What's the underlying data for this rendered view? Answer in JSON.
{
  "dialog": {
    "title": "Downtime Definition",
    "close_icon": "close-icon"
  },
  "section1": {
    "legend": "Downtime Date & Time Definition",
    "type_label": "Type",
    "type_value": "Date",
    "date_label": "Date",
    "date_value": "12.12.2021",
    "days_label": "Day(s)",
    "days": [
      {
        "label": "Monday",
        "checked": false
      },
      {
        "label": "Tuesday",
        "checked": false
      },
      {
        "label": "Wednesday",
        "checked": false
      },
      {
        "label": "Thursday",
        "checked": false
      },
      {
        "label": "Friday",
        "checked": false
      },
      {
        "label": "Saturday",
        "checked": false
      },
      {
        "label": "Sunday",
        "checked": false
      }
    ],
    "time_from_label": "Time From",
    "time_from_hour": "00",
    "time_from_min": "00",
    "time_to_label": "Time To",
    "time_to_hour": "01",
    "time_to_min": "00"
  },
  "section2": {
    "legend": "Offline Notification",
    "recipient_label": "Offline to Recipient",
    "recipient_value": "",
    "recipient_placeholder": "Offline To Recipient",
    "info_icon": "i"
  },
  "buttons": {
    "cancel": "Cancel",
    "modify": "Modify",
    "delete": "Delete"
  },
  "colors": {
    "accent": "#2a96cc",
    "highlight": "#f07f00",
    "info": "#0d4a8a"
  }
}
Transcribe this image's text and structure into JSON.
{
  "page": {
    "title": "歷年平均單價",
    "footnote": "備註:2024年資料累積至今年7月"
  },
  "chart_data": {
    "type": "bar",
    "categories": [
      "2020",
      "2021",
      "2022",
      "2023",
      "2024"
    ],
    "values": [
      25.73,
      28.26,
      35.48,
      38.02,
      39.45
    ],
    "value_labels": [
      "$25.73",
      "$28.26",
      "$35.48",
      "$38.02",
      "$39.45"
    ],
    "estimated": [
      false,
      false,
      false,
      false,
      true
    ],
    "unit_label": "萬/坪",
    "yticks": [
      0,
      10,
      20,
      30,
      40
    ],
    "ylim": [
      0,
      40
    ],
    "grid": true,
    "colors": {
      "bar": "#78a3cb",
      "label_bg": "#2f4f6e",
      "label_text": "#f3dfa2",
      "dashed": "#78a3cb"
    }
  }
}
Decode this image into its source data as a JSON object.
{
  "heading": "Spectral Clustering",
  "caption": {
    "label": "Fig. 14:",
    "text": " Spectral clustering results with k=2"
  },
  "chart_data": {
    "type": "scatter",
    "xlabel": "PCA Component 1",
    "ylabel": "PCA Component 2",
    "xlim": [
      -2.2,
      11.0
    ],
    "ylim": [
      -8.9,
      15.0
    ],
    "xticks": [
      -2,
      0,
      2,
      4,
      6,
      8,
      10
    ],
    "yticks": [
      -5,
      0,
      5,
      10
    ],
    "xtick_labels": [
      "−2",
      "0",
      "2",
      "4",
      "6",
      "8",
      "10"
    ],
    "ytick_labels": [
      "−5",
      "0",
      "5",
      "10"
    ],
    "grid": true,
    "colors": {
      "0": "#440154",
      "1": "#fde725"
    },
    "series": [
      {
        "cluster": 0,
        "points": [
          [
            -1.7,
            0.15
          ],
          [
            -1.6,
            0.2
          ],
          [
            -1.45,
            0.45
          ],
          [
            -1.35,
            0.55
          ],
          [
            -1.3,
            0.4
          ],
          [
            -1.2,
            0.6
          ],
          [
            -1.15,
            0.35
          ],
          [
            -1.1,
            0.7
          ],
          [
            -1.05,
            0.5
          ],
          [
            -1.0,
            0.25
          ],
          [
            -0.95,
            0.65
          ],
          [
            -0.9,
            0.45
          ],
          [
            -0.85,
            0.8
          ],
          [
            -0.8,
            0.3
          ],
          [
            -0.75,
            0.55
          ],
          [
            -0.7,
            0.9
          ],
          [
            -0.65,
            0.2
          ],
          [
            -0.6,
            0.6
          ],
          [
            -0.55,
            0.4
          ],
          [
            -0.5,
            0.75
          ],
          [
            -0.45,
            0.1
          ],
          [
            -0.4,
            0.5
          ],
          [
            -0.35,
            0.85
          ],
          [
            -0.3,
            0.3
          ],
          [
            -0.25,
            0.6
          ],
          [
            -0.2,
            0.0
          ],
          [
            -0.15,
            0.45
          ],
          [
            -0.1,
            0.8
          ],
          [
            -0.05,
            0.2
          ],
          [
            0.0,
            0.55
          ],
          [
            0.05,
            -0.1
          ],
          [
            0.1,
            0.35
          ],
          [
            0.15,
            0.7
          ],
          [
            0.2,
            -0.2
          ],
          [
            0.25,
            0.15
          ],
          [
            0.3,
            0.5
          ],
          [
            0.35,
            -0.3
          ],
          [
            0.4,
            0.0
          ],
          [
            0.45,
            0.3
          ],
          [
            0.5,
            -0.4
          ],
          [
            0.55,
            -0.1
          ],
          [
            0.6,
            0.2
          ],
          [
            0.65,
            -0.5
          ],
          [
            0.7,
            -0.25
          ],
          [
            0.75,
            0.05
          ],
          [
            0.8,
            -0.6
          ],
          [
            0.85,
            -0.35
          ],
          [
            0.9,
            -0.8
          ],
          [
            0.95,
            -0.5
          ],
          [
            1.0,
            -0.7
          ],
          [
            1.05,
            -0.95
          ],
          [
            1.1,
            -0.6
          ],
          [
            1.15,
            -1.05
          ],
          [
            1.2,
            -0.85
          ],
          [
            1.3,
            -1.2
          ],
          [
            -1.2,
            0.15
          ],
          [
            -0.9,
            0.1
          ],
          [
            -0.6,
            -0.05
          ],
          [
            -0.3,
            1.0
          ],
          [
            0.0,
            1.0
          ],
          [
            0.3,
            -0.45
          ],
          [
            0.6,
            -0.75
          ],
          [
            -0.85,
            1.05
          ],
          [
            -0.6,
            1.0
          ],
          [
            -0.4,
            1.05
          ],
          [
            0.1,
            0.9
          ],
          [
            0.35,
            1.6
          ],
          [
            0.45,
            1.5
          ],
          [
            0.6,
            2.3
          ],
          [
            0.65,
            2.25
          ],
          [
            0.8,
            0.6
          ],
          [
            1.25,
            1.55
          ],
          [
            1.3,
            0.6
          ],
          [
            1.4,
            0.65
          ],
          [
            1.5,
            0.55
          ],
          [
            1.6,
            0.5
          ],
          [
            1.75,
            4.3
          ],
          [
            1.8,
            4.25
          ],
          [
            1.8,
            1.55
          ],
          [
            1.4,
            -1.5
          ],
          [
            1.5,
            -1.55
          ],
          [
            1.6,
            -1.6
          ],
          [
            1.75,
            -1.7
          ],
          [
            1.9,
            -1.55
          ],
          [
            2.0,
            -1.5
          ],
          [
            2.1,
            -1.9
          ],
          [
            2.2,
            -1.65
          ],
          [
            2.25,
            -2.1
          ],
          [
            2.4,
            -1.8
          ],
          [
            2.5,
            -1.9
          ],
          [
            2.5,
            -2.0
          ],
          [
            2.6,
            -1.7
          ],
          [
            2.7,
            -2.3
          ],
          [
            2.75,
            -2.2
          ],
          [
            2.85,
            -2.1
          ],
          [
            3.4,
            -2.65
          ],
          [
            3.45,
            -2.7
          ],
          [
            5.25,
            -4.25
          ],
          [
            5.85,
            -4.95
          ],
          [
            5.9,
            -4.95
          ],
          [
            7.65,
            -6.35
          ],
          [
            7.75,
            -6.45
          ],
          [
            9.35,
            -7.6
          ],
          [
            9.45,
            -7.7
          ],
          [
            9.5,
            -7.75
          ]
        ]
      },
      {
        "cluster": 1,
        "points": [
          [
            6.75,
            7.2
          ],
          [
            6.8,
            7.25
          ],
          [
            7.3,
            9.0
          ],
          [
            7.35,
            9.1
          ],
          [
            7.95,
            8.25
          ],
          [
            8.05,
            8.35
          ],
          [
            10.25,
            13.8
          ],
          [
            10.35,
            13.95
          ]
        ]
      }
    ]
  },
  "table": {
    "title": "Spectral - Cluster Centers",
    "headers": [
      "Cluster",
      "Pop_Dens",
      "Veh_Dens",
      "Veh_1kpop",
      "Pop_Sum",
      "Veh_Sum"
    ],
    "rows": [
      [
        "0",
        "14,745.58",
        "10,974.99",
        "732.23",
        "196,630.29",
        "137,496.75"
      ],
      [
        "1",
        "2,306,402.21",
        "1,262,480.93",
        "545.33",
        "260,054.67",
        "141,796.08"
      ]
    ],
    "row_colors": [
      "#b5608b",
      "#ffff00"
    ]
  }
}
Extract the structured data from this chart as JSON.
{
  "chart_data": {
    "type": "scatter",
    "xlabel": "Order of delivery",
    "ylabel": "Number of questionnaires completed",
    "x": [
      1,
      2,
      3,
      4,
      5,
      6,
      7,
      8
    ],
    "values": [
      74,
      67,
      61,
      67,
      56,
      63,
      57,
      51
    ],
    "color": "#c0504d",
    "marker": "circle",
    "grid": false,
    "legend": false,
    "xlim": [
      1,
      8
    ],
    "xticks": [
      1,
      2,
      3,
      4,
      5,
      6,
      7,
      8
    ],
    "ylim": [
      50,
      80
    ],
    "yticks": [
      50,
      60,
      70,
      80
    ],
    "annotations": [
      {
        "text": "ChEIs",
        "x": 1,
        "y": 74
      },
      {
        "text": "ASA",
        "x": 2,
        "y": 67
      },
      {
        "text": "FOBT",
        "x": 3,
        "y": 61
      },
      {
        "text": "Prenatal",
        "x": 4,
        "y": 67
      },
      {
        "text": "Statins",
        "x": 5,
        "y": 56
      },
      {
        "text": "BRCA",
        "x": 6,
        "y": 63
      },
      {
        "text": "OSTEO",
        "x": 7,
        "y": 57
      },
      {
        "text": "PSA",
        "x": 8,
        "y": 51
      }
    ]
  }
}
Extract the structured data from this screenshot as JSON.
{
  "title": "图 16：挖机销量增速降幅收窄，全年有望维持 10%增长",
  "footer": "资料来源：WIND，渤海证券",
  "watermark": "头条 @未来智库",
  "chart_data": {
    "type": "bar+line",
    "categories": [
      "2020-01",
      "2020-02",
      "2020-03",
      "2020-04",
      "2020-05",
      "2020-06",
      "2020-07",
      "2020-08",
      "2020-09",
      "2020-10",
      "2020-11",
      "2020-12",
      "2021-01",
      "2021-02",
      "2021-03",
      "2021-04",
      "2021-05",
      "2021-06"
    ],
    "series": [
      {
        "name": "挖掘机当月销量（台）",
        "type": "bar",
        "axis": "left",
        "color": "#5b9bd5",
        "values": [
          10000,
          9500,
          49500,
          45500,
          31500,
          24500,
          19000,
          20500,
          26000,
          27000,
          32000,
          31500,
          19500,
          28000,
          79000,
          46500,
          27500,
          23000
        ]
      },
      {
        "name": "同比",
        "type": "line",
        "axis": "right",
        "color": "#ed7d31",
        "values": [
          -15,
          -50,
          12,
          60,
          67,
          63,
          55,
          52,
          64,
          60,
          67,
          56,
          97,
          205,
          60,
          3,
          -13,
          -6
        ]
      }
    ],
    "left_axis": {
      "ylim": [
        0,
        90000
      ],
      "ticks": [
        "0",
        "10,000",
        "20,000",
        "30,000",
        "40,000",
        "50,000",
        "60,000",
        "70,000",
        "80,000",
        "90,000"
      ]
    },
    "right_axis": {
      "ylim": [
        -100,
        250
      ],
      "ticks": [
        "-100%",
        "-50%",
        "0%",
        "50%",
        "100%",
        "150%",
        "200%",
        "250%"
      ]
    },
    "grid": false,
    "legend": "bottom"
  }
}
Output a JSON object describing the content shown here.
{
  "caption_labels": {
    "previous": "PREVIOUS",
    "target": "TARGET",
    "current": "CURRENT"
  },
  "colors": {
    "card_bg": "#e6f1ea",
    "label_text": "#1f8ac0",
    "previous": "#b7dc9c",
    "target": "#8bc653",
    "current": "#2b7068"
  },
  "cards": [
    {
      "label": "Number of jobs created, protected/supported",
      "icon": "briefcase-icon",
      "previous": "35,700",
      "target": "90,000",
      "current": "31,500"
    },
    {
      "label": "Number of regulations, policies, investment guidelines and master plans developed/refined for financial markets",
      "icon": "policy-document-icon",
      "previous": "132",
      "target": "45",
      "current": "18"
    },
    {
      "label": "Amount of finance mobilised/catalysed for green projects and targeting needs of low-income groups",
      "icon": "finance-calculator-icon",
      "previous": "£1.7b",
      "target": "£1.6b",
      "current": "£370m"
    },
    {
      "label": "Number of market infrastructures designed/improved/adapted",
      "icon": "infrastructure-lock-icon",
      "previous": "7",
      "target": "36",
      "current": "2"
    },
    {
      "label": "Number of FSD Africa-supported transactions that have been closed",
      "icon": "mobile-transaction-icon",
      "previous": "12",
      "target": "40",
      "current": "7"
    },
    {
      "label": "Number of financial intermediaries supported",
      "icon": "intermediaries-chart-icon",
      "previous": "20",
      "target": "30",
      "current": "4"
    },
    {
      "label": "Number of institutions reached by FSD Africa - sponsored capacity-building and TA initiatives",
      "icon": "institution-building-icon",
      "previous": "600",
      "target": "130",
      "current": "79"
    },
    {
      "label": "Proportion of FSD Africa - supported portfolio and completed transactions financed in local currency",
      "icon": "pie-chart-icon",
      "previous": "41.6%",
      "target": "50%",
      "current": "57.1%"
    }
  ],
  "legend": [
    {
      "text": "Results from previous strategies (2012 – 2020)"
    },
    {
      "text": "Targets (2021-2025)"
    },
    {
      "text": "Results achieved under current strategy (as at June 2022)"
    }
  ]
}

:::::

> _Directive_
Find every line that holds "Component" and copy it.

> _Result below_
    "xlabel": "PCA Component 1",
    "ylabel": "PCA Component 2",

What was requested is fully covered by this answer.